Theorem 4.35. Let \( f : A \subseteq X \to Y \). Then \( f \) is continuous on \( A \) iff for every net \( (x_k) \) in \( A \) with \( x_k \to a \in A \), we have \( f(x_k) \to f(a) \) in \( Y \).
Strong and Weak Topologies and the Banach-Alaoglu Theorem
Definition 4.36 (Final/Strong Topology). Given functions \( f_k : X_k \to Y \), the final (strong) topology on \( Y \) is the finest topology making all \( f_k \) continuous.
Definition 4.38 (Initial/Weak Topology). Given functions \( f_k : X \to Y_k \), the initial (weak) topology on \( X \) is the coarsest topology making all \( f_k \) continuous — the topology generated by \( \{f_k^{-1}(U) \mid k \in K, \; U \subseteq Y_k \text{ open}\} \).
Definition 4.41 (Weak and Weak\( ^* \) Topologies). Let \( U \) be a normed space.
- The weak topology on \( U \) is the initial topology with respect to \( (f)_{f \in U^*} \).
- The weak\( ^* \) topology on \( U^* \) is the initial topology with respect to \( (F_u)_{u \in U} \) where \( F_u(f) = f(u) \).
Theorem 4.42. In a normed space \( U \):
- \( x_k \to a \) in the weak topology iff \( f(x_k) \to f(a) \) for all \( f \in U^* \).
- \( f_k \to g \) in \( U^* \) with the weak\( ^* \) topology iff \( f_k(x) \to g(x) \) for all \( x \in U \).
Remark 4.43. When \( U \) is infinite-dimensional, the closed unit ball \( B_{U^*}(0,1) \) is not compact in the norm topology on \( U^* \) (by Riesz’s Theorem 3.8). The Banach-Alaoglu Theorem shows it is compact in a weaker topology.
Theorem 4.44 (Banach-Alaoglu Theorem). For any normed space \( U \), the closed unit ball \( B_{U^*}(0,1) = \{f \in U^* \mid \|f\| \leq 1\} \) is compact in the weak\( ^* \) topology.
Proof. Let \( B = \{x \in U \mid \|x\| \leq 1\} \), \( D = \{t \in \mathbb{F} \mid |t| \leq 1\} \), and \( P = D^B = \prod_{u \in B} D \) with the product topology. The restriction map \( R : B_{U^*}(0,1) \to P \), \( R(f)(x) = f(x) \), is injective and continuous (each component \( R_u(f) = f(u) \) is continuous in the weak\( ^* \) topology). The image \( R(B_{U^*}(0,1)) \) is closed in \( P \) (limit points of locally-linear functions on \( B \) extend to linear maps on \( U \). Since \( D \) is compact, \( P \) is compact by Tychonoff. As a closed subset of a compact space, \( R(B_{U^*}(0,1)) \) is compact. Since \( R \) is a homeomorphism onto its image (its inverse is also continuous), \( B_{U^*}(0,1) \) is compact. \( \square \)

········

* Exercise instructions
[A] In the notes on weak topologies, which result is cited to show that the closed unit ball of \( U^* \) is not compact in the norm topology when \( U \) is infinite-dimensional?
[B] Extend the notes on weak topologies past the end of the Banach-Alaoglu proof, writing the next part of the text.

········

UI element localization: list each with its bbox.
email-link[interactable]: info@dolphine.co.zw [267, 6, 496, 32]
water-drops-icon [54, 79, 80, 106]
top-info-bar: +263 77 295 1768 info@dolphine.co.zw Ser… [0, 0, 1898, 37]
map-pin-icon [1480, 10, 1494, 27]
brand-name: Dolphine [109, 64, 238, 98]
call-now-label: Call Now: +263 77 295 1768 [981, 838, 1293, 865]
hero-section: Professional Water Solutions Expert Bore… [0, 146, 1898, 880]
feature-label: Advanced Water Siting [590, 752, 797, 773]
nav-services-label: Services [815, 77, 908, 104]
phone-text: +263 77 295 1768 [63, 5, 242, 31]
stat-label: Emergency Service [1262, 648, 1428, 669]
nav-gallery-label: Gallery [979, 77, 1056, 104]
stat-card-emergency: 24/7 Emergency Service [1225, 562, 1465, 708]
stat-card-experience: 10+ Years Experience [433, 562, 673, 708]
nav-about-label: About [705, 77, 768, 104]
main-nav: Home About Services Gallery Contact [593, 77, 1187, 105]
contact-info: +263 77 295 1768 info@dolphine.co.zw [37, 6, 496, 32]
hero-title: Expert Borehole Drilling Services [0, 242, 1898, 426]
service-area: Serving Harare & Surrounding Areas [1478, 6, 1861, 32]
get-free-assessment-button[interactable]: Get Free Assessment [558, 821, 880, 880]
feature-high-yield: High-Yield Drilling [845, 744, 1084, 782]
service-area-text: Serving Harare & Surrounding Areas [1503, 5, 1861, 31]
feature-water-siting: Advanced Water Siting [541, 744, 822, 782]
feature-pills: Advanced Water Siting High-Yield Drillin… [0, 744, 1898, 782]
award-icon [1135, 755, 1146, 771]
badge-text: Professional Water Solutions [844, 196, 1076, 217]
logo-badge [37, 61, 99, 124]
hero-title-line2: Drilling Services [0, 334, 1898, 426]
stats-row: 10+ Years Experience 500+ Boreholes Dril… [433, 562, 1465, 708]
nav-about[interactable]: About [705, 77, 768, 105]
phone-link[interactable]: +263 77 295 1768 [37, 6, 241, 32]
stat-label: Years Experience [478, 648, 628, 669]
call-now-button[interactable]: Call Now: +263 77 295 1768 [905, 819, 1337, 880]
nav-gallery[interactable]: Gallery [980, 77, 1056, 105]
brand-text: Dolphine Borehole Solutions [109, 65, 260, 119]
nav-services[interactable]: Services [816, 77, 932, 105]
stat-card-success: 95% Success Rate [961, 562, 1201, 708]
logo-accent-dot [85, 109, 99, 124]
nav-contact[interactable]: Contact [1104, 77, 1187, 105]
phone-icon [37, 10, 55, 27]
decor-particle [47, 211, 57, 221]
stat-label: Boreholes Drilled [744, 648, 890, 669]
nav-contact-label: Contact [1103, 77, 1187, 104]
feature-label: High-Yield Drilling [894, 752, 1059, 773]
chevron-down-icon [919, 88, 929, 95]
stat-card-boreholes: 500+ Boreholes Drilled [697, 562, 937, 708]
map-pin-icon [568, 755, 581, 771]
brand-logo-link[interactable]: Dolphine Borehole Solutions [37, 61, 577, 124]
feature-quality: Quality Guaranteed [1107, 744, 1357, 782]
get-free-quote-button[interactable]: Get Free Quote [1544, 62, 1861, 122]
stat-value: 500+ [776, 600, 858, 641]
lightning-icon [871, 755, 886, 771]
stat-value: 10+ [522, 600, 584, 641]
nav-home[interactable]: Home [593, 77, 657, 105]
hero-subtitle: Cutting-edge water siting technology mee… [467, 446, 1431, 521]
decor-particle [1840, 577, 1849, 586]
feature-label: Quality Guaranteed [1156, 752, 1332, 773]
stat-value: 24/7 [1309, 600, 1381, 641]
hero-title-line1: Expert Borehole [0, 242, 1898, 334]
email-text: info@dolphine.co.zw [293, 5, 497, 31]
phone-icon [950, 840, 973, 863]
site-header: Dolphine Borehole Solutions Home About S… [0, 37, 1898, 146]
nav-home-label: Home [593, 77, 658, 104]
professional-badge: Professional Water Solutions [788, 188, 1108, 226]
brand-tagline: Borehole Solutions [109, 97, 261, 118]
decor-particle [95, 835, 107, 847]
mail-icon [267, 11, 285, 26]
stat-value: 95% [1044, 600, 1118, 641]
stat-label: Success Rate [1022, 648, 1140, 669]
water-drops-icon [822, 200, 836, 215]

········

* Exercise results
[A] Riesz's Theorem 3.8.

[B]
Locally Convex Topological Vector Spaces
Definition 4.45. A topological vector space over \( \mathbb{F} \) is a Hausdorff vector space with a topology making addition and scalar multiplication continuous. It is locally convex when its topology has a basis of convex sets.
Example 4.46. For a normed space \( U \): the norm topology, the weak topology \( (U, \text{wk}) \), and the weak\( ^* \) topology \( (U^*, \text{wk}^*) \) are all locally convex topological vector spaces. In particular, the weak topology is Hausdorff (by the Hahn-Banach Theorem, distinct points are separated by functionals) and has a basis of convex sets (finite intersections of sets of the form \( f^{-1}(V) \).
Note 4.49. In a real topological vector space \( U \), the interior of any set is contained in its core: \( A^\circ \subseteq \operatorname{Core}(A) \).
Theorem 4.50 (Hahn-Banach Separation for Topological Vector Spaces). Let \( U \) be a real topological vector space and \( A, B \subseteq U \) disjoint nonempty convex subsets.
- If \( A \) is open, there exists \( 0 \neq f \in U^* \) and \( c \in \mathbb{R} \) with \( f(x) < c \leq f(y) \) for all \( x \in A \), \( y \in B \).
- If \( U \) is locally convex, \( A \) is compact, and \( B \) is closed, there exists \( 0 \neq f \in U^* \) and \( c \in \mathbb{R} \) with \( f(x) < c < f(y) \) for all \( x \in A \), \( y \in B \).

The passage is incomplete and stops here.